**WORKING DATA**
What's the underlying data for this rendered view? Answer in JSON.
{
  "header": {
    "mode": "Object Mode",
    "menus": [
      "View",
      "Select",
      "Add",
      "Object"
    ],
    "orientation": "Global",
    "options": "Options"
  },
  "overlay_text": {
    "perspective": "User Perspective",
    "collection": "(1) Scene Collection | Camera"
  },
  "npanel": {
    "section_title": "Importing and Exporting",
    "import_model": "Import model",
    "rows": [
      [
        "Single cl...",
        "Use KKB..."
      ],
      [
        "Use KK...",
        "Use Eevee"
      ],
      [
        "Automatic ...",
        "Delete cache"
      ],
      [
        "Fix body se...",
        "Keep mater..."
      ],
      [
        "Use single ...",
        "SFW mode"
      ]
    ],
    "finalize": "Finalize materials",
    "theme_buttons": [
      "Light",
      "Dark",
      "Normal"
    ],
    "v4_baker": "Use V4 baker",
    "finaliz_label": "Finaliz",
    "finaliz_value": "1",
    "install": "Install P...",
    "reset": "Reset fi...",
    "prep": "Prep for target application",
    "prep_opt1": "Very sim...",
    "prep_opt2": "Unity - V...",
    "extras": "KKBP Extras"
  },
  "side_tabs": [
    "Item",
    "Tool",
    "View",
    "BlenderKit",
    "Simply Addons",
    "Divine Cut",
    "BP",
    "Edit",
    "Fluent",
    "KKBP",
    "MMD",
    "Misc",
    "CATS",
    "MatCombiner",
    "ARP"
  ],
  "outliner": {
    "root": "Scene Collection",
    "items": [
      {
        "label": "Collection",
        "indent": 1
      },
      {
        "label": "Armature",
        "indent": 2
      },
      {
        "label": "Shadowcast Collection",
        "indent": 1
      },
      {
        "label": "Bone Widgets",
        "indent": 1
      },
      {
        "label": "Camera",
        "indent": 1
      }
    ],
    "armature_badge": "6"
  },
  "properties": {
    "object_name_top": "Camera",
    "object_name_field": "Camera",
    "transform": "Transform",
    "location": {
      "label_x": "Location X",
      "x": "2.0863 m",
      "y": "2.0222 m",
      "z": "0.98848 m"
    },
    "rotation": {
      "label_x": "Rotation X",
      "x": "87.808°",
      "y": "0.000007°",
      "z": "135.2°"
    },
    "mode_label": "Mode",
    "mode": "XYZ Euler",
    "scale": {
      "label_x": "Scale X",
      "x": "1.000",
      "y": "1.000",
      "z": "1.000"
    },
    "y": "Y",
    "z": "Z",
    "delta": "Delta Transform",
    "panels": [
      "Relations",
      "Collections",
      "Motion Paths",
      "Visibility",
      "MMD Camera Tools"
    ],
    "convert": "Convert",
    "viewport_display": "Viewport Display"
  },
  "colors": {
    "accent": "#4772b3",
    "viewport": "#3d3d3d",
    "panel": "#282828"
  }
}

**SHORT PROBLEM**
Copy all lines of the listing above that contain the string "Transform".

**SOLUTION FOR THIS PROBLEM**
    "transform": "Transform",
    "delta": "Delta Transform",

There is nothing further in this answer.